Your instructions:
Filter the records below down to lines containing "Compress".

Source material:
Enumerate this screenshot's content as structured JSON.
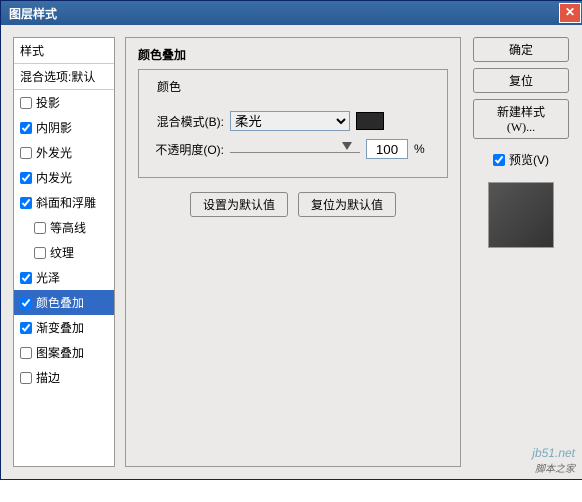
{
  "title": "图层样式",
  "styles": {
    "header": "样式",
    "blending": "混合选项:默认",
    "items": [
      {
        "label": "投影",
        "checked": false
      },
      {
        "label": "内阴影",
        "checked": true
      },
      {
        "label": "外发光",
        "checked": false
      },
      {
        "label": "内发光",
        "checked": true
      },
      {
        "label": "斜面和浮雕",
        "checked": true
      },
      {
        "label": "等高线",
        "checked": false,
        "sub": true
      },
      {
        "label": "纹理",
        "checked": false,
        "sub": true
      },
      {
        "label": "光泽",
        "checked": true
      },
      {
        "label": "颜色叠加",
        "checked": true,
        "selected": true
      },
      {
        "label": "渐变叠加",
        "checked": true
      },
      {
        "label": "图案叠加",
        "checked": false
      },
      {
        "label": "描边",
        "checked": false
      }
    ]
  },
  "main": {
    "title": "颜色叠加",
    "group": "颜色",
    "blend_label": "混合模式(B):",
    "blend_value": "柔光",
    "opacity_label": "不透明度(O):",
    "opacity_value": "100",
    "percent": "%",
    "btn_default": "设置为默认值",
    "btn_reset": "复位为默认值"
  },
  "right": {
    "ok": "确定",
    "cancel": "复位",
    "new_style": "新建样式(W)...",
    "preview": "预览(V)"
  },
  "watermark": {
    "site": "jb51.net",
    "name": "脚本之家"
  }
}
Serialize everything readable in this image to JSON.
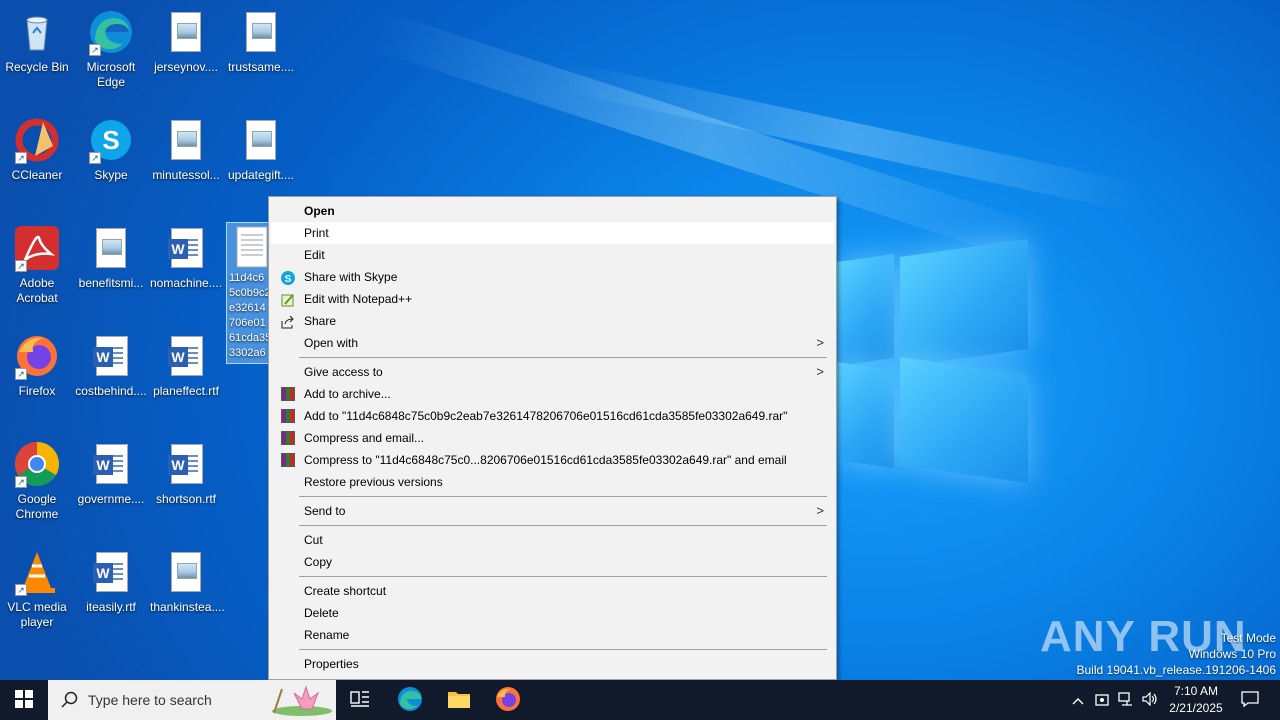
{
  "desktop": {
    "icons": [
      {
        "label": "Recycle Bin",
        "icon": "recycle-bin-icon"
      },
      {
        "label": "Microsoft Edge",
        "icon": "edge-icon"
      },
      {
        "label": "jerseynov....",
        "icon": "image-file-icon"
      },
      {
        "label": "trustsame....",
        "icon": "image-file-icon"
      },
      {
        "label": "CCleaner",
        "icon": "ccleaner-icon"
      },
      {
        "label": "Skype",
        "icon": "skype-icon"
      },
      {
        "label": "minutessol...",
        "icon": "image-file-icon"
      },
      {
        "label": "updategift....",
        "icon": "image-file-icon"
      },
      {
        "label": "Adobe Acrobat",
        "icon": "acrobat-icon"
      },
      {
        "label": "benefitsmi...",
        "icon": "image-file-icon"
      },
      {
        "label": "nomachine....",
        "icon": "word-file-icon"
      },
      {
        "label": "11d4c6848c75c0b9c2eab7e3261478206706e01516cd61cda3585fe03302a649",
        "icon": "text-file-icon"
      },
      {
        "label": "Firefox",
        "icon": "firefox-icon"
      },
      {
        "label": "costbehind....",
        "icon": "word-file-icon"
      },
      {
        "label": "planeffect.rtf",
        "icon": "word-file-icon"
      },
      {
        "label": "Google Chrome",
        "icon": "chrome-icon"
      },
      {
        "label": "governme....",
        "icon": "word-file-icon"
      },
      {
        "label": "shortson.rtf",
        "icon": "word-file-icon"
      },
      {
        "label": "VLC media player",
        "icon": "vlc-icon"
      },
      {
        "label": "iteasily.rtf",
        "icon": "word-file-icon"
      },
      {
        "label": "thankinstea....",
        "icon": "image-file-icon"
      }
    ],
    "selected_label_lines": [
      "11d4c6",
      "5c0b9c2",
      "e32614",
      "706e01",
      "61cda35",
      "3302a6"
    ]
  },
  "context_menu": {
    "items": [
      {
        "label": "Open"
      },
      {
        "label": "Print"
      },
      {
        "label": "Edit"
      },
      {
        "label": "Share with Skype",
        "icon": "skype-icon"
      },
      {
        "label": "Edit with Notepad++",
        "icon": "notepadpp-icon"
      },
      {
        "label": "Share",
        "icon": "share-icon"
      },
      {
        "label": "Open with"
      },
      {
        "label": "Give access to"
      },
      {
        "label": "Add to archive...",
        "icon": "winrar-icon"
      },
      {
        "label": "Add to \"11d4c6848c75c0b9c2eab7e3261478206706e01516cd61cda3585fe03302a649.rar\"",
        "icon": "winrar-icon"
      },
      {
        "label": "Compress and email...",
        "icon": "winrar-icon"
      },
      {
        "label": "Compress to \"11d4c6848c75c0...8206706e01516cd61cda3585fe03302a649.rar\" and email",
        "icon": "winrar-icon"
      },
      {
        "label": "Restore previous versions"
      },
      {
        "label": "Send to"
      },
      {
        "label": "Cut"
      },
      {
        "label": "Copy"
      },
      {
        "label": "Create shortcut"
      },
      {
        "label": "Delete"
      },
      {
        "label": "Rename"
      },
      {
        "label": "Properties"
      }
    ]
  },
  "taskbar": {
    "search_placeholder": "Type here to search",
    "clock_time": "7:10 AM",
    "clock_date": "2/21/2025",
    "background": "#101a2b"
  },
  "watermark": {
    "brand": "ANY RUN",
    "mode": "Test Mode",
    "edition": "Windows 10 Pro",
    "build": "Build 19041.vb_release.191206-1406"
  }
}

==

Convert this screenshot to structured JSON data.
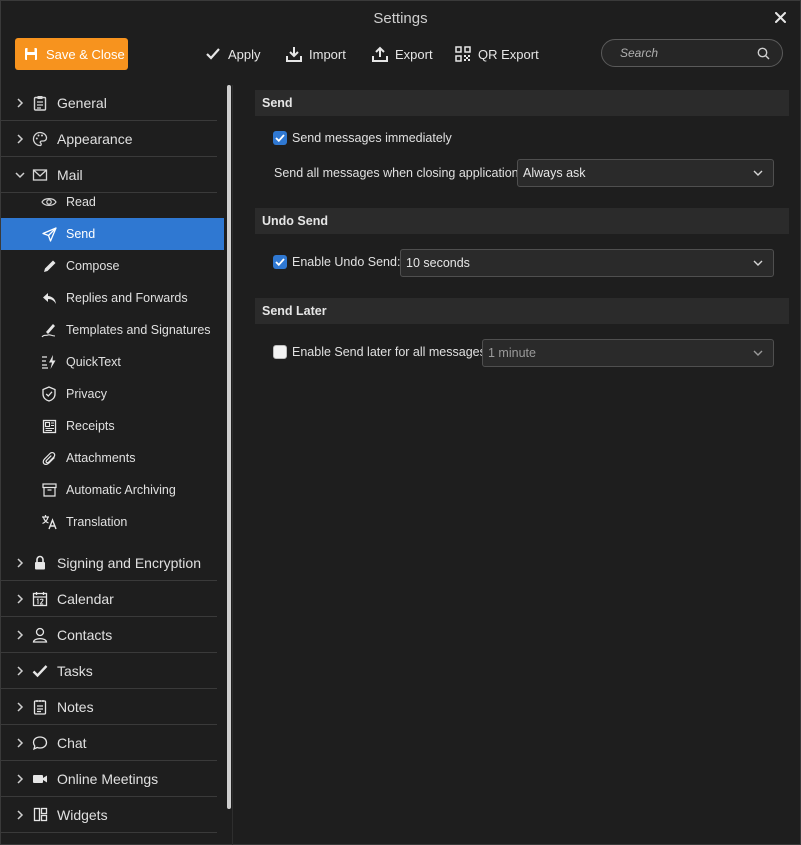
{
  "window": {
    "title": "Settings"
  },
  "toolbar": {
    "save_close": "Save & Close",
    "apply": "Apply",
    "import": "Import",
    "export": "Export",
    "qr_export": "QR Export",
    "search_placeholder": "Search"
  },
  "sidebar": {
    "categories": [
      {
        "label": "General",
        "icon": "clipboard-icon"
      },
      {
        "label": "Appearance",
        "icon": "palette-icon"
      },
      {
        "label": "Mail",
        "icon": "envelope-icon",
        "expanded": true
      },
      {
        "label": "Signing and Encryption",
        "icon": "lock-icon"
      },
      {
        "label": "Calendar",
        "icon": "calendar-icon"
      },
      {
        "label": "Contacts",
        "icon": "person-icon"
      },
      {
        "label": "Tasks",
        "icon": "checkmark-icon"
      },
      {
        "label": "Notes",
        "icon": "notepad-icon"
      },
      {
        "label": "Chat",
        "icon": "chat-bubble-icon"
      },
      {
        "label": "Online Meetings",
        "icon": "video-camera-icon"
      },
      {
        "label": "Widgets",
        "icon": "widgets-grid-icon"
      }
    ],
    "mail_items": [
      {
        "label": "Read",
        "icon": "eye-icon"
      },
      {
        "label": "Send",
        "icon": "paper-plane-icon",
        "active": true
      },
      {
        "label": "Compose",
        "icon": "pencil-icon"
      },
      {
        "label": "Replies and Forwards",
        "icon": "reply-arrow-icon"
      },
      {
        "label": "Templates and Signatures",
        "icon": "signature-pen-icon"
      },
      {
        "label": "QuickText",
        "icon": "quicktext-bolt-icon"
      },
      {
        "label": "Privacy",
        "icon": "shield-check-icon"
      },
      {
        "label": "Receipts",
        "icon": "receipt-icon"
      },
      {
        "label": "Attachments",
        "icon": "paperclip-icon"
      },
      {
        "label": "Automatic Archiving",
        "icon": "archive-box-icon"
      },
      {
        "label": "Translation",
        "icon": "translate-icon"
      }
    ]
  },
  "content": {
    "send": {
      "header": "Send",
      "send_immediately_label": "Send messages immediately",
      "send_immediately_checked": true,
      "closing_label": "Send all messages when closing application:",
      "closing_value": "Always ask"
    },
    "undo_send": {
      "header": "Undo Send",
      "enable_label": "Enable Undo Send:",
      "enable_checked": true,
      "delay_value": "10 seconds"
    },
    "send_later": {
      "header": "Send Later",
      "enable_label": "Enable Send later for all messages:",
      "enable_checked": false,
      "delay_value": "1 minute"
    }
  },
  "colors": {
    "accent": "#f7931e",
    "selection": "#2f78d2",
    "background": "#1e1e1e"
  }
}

==

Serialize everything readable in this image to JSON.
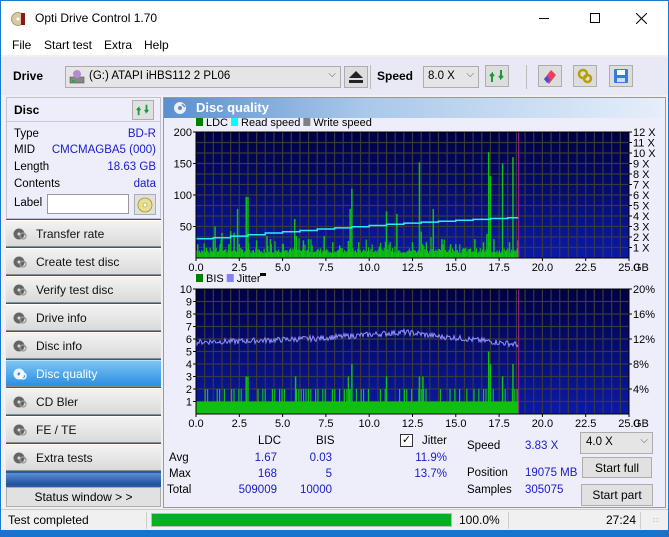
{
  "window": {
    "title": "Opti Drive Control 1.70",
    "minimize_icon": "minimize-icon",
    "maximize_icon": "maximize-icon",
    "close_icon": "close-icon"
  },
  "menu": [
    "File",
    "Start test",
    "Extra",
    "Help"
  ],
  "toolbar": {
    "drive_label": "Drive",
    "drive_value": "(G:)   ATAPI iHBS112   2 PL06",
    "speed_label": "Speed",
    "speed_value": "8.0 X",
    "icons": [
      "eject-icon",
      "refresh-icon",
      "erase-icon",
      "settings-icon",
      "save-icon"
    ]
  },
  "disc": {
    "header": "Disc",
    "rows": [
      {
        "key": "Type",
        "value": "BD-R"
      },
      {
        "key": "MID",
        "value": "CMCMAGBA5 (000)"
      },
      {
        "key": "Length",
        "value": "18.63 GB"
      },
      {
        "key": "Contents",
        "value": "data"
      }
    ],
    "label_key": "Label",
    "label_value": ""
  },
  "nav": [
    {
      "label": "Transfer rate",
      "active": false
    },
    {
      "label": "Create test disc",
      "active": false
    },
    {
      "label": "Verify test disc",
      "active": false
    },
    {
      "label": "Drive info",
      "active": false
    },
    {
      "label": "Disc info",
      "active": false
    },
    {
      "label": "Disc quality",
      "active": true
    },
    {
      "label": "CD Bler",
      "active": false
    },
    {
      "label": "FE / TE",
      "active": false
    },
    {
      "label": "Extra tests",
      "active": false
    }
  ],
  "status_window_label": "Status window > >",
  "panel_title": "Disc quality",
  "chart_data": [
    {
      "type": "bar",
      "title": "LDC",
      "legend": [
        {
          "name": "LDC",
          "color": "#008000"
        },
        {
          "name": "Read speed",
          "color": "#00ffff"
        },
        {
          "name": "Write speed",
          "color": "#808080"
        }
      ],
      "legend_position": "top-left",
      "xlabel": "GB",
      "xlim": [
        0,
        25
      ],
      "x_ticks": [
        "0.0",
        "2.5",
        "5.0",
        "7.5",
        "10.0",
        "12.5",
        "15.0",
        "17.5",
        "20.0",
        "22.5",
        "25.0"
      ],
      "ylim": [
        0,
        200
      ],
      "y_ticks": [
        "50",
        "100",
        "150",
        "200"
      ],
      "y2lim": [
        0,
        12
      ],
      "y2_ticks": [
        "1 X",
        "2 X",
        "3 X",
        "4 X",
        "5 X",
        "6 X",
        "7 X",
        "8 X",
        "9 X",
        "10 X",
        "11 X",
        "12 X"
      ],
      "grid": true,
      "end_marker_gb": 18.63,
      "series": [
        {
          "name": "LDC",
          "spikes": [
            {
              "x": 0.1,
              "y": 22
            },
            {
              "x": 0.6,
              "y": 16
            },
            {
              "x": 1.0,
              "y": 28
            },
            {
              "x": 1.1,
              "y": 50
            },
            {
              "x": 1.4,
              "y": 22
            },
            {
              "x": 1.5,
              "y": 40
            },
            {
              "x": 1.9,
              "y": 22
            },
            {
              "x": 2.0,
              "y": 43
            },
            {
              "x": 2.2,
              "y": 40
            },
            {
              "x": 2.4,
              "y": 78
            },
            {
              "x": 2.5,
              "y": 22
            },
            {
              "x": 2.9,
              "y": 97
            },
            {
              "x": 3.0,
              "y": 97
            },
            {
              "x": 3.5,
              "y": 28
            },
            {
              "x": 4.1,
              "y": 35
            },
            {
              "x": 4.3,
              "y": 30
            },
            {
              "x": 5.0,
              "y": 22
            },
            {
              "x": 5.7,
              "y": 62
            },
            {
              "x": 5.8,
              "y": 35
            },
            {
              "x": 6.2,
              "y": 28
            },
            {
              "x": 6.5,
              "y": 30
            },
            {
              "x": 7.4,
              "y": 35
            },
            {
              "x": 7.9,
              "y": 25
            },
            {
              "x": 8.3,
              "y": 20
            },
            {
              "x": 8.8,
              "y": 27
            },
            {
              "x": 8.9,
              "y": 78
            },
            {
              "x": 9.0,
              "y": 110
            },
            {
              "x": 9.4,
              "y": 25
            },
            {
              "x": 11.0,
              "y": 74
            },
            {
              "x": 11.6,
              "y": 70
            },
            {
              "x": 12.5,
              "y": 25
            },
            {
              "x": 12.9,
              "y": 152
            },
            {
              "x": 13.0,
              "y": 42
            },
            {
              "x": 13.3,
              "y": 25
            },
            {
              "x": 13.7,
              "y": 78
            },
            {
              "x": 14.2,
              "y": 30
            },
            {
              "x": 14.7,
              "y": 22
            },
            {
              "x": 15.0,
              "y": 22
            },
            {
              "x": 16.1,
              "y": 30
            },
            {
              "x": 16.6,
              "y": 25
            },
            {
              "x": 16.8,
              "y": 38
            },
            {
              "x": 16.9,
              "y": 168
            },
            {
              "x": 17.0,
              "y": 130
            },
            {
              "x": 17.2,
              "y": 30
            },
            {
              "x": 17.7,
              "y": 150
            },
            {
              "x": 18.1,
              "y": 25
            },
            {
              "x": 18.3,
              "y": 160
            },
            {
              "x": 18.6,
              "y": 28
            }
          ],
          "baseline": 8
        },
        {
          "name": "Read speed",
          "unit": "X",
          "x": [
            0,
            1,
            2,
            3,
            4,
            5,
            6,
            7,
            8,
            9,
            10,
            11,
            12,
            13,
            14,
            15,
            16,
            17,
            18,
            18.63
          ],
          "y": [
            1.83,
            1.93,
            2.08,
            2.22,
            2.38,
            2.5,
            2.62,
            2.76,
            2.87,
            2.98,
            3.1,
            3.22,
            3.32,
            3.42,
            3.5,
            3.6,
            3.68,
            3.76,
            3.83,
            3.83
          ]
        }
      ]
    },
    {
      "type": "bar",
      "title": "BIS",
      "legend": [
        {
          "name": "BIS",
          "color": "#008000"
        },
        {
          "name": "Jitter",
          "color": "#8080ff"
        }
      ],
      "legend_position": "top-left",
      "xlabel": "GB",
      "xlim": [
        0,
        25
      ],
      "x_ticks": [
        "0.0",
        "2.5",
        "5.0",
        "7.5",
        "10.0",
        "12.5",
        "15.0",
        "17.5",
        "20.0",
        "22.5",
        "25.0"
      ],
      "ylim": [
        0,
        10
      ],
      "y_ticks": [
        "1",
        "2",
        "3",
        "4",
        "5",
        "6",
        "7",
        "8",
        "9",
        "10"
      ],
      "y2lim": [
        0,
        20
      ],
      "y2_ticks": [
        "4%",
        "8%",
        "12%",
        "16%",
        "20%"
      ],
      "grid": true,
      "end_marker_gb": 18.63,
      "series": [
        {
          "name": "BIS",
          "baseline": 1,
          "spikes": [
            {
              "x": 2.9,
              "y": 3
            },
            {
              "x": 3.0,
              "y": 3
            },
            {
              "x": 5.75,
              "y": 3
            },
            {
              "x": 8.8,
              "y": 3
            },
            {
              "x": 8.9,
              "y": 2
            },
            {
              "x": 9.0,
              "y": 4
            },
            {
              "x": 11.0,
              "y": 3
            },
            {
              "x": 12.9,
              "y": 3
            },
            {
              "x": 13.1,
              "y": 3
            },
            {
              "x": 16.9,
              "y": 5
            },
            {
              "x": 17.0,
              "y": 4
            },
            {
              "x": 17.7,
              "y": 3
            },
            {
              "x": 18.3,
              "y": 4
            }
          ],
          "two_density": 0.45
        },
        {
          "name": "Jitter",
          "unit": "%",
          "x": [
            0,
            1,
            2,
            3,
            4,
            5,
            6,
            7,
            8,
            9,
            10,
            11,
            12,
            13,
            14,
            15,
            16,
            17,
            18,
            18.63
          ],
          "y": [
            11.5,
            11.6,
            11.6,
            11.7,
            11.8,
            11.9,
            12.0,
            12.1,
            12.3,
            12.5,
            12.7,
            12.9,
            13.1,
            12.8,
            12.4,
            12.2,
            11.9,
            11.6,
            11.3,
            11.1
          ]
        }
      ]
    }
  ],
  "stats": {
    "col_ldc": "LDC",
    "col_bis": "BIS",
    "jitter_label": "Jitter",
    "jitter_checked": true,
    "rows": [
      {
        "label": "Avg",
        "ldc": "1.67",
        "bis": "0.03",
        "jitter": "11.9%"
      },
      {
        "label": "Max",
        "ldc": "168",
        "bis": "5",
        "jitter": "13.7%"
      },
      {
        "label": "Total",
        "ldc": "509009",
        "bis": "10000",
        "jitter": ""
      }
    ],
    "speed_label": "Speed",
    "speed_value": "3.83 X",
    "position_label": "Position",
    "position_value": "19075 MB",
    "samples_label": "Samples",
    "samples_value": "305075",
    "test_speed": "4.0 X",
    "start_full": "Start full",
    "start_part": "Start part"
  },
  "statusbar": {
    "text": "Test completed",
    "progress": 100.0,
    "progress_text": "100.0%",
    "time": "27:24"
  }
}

Task solution:
        "label": "Compress and email...",
        "label": "Compress to \"11d4c6848c75c0...8206706e01516cd61cda3585fe03302a649.rar\" and email",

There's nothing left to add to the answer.